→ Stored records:
______________________________

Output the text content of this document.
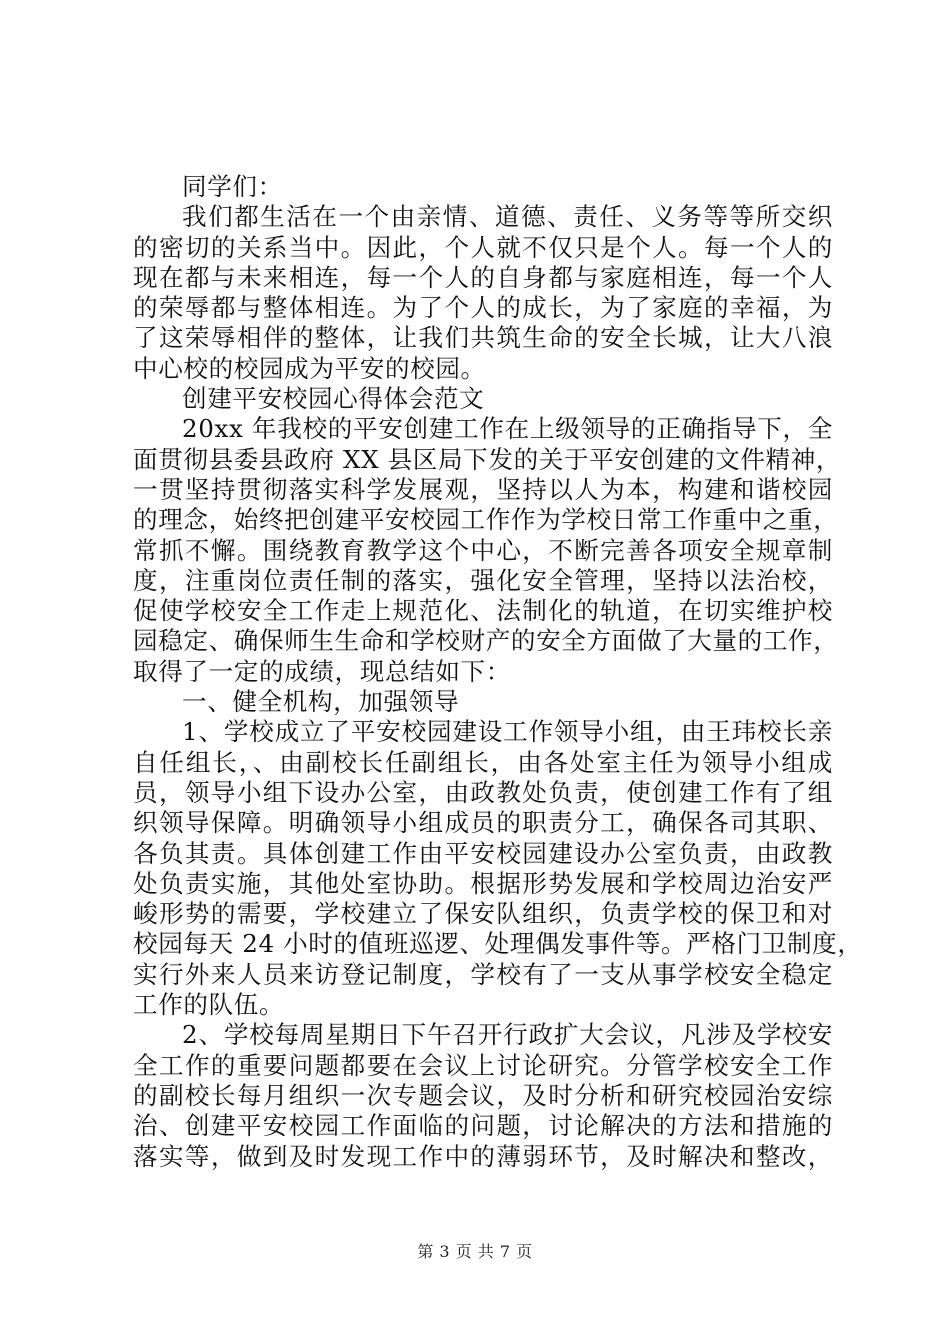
同学们：
我们都生活在一个由亲情、道德、责任、义务等等所交织
的密切的关系当中。因此，个人就不仅只是个人。每一个人的
现在都与未来相连，每一个人的自身都与家庭相连，每一个人
的荣辱都与整体相连。为了个人的成长，为了家庭的幸福，为
了这荣辱相伴的整体，让我们共筑生命的安全长城，让大八浪
中心校的校园成为平安的校园。
创建平安校园心得体会范文
20xx 年我校的平安创建工作在上级领导的正确指导下，全
面贯彻县委县政府 XX 县区局下发的关于平安创建的文件精神，
一贯坚持贯彻落实科学发展观，坚持以人为本，构建和谐校园
的理念，始终把创建平安校园工作作为学校日常工作重中之重，
常抓不懈。围绕教育教学这个中心，不断完善各项安全规章制
度，注重岗位责任制的落实，强化安全管理，坚持以法治校，
促使学校安全工作走上规范化、法制化的轨道，在切实维护校
园稳定、确保师生生命和学校财产的安全方面做了大量的工作，
取得了一定的成绩，现总结如下：
一、健全机构，加强领导
1、学校成立了平安校园建设工作领导小组，由王玮校长亲
自任组长，、由副校长任副组长，由各处室主任为领导小组成
员，领导小组下设办公室，由政教处负责，使创建工作有了组
织领导保障。明确领导小组成员的职责分工，确保各司其职、
各负其责。具体创建工作由平安校园建设办公室负责，由政教
处负责实施，其他处室协助。根据形势发展和学校周边治安严
峻形势的需要，学校建立了保安队组织，负责学校的保卫和对
校园每天 24 小时的值班巡逻、处理偶发事件等。严格门卫制度，
实行外来人员来访登记制度，学校有了一支从事学校安全稳定
工作的队伍。
2、学校每周星期日下午召开行政扩大会议，凡涉及学校安
全工作的重要问题都要在会议上讨论研究。分管学校安全工作
的副校长每月组织一次专题会议，及时分析和研究校园治安综
治、创建平安校园工作面临的问题，讨论解决的方法和措施的
落实等，做到及时发现工作中的薄弱环节，及时解决和整改，
第 3 页 共 7 页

______________________________

→ TASK BRIEF: Output, exactly, all the records above; include no pictures.

→ OUTPUT FOR THIS TASK:
Output the text content of this document.
同学们：
我们都生活在一个由亲情、道德、责任、义务等等所交织
的密切的关系当中。因此，个人就不仅只是个人。每一个人的
现在都与未来相连，每一个人的自身都与家庭相连，每一个人
的荣辱都与整体相连。为了个人的成长，为了家庭的幸福，为
了这荣辱相伴的整体，让我们共筑生命的安全长城，让大八浪
中心校的校园成为平安的校园。
创建平安校园心得体会范文
20xx 年我校的平安创建工作在上级领导的正确指导下，全
面贯彻县委县政府 XX 县区局下发的关于平安创建的文件精神，
一贯坚持贯彻落实科学发展观，坚持以人为本，构建和谐校园
的理念，始终把创建平安校园工作作为学校日常工作重中之重，
常抓不懈。围绕教育教学这个中心，不断完善各项安全规章制
度，注重岗位责任制的落实，强化安全管理，坚持以法治校，
促使学校安全工作走上规范化、法制化的轨道，在切实维护校
园稳定、确保师生生命和学校财产的安全方面做了大量的工作，
取得了一定的成绩，现总结如下：
一、健全机构，加强领导
1、学校成立了平安校园建设工作领导小组，由王玮校长亲
自任组长，、由副校长任副组长，由各处室主任为领导小组成
员，领导小组下设办公室，由政教处负责，使创建工作有了组
织领导保障。明确领导小组成员的职责分工，确保各司其职、
各负其责。具体创建工作由平安校园建设办公室负责，由政教
处负责实施，其他处室协助。根据形势发展和学校周边治安严
峻形势的需要，学校建立了保安队组织，负责学校的保卫和对
校园每天 24 小时的值班巡逻、处理偶发事件等。严格门卫制度，
实行外来人员来访登记制度，学校有了一支从事学校安全稳定
工作的队伍。
2、学校每周星期日下午召开行政扩大会议，凡涉及学校安
全工作的重要问题都要在会议上讨论研究。分管学校安全工作
的副校长每月组织一次专题会议，及时分析和研究校园治安综
治、创建平安校园工作面临的问题，讨论解决的方法和措施的
落实等，做到及时发现工作中的薄弱环节，及时解决和整改，
第 3 页 共 7 页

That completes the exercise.